◆ STATED GOAL
Each entry below is to be written out exactly, and the pictures are to be left out.
#####
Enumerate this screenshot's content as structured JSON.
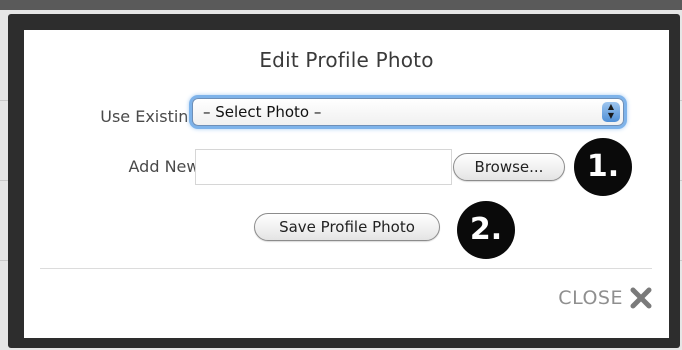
{
  "dialog": {
    "title": "Edit Profile Photo",
    "use_existing_label": "Use Existing:",
    "select_value": "– Select Photo –",
    "add_new_label": "Add New:",
    "file_input_value": "",
    "browse_label": "Browse...",
    "save_label": "Save Profile Photo",
    "close_label": "CLOSE"
  },
  "badges": {
    "step1": "1.",
    "step2": "2."
  },
  "icons": {
    "close": "close-x-icon",
    "select_arrows": "updown-arrows-icon"
  },
  "colors": {
    "focus_ring": "#7eb3ea",
    "badge_bg": "#0a0a0a",
    "overlay_frame": "#2d2d2d",
    "close_text": "#8f8f8f"
  }
}
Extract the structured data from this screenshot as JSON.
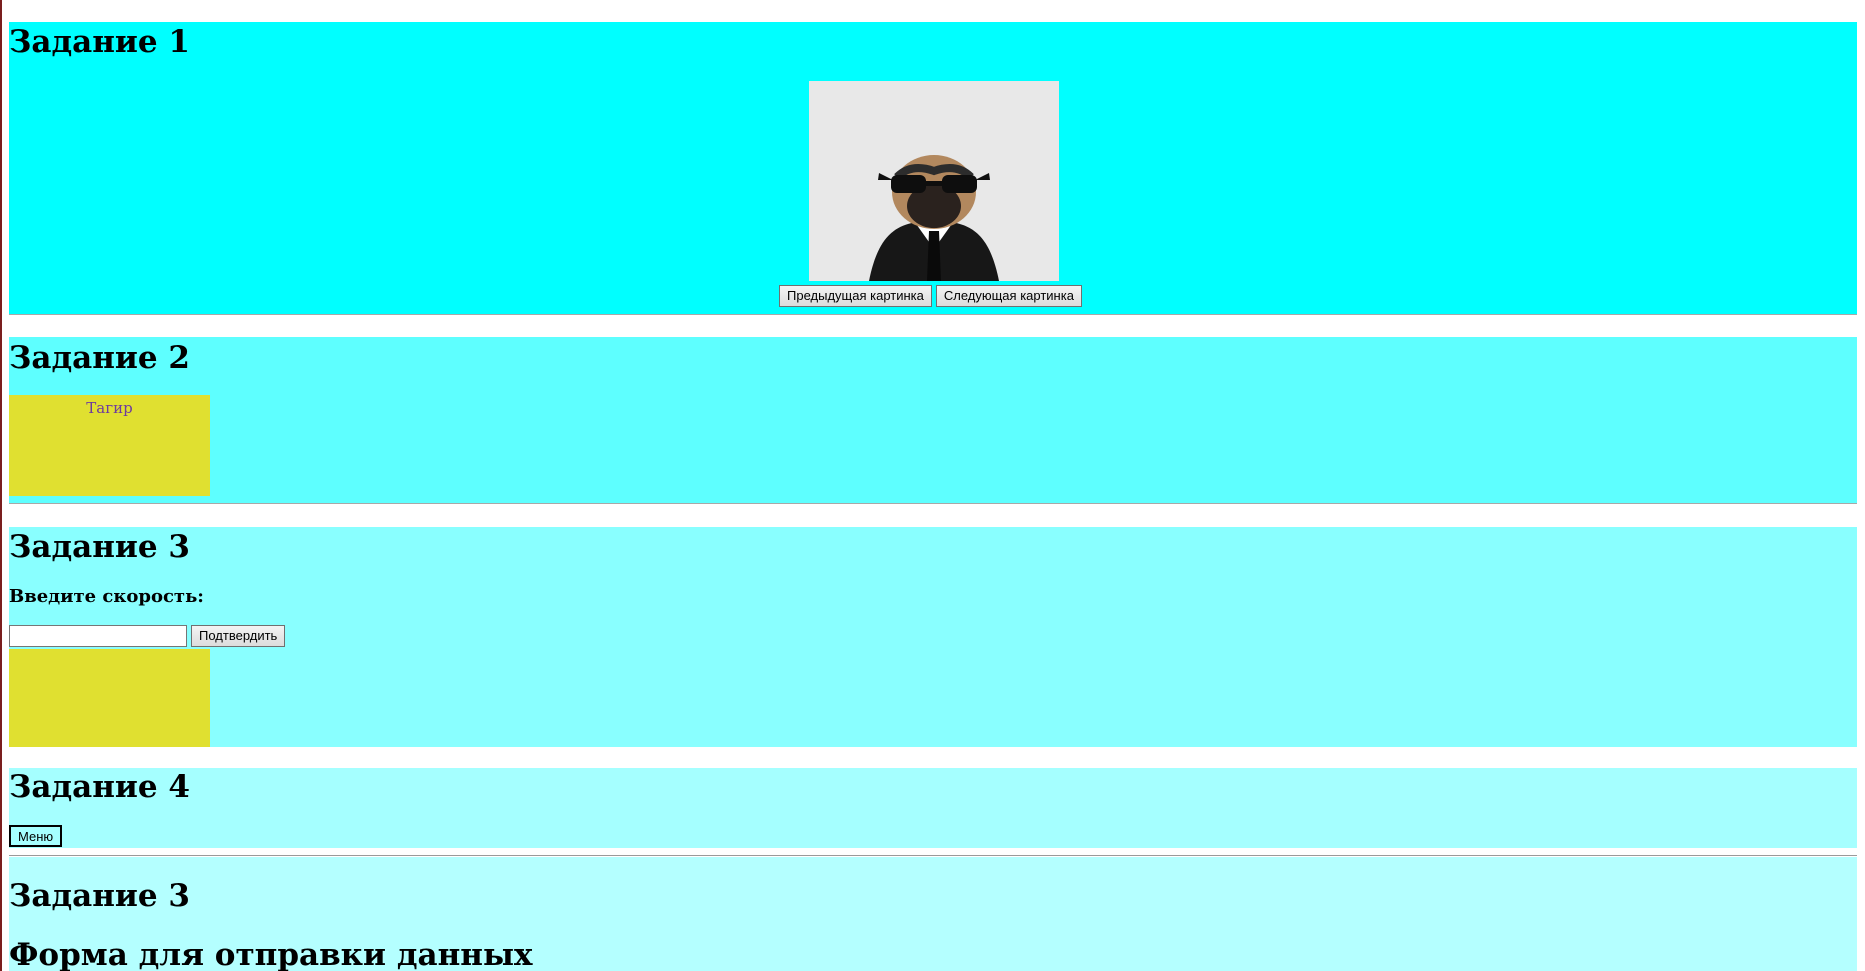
{
  "task1": {
    "title": "Задание 1",
    "prev_button": "Предыдущая картинка",
    "next_button": "Следующая картинка"
  },
  "task2": {
    "title": "Задание 2",
    "box_name": "Тагир"
  },
  "task3": {
    "title": "Задание 3",
    "speed_label": "Введите скорость:",
    "speed_value": "",
    "submit_button": "Подтвердить"
  },
  "task4": {
    "title": "Задание 4",
    "menu_button": "Меню"
  },
  "task5": {
    "title": "Задание 3",
    "form_title": "Форма для отправки данных"
  },
  "colors": {
    "section1": "#00ffff",
    "section2": "#5effff",
    "section3": "#89ffff",
    "section4": "#a5ffff",
    "section5": "#b4ffff",
    "yellow_box": "#e0e030",
    "name_text": "#6e3b9e"
  }
}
#####
◆ FINAL RESULT
Enumerate this screenshot's content as structured JSON.
{
  "dialog": {
    "title": "Edit Profile Photo",
    "use_existing_label": "Use Existing:",
    "select_value": "– Select Photo –",
    "add_new_label": "Add New:",
    "file_input_value": "",
    "browse_label": "Browse...",
    "save_label": "Save Profile Photo",
    "close_label": "CLOSE"
  },
  "badges": {
    "step1": "1.",
    "step2": "2."
  },
  "icons": {
    "close": "close-x-icon",
    "select_arrows": "updown-arrows-icon"
  },
  "colors": {
    "focus_ring": "#7eb3ea",
    "badge_bg": "#0a0a0a",
    "overlay_frame": "#2d2d2d",
    "close_text": "#8f8f8f"
  }
}
Extract the structured data from this screenshot as JSON.
{
  "task1": {
    "title": "Задание 1",
    "prev_button": "Предыдущая картинка",
    "next_button": "Следующая картинка"
  },
  "task2": {
    "title": "Задание 2",
    "box_name": "Тагир"
  },
  "task3": {
    "title": "Задание 3",
    "speed_label": "Введите скорость:",
    "speed_value": "",
    "submit_button": "Подтвердить"
  },
  "task4": {
    "title": "Задание 4",
    "menu_button": "Меню"
  },
  "task5": {
    "title": "Задание 3",
    "form_title": "Форма для отправки данных"
  },
  "colors": {
    "section1": "#00ffff",
    "section2": "#5effff",
    "section3": "#89ffff",
    "section4": "#a5ffff",
    "section5": "#b4ffff",
    "yellow_box": "#e0e030",
    "name_text": "#6e3b9e"
  }
}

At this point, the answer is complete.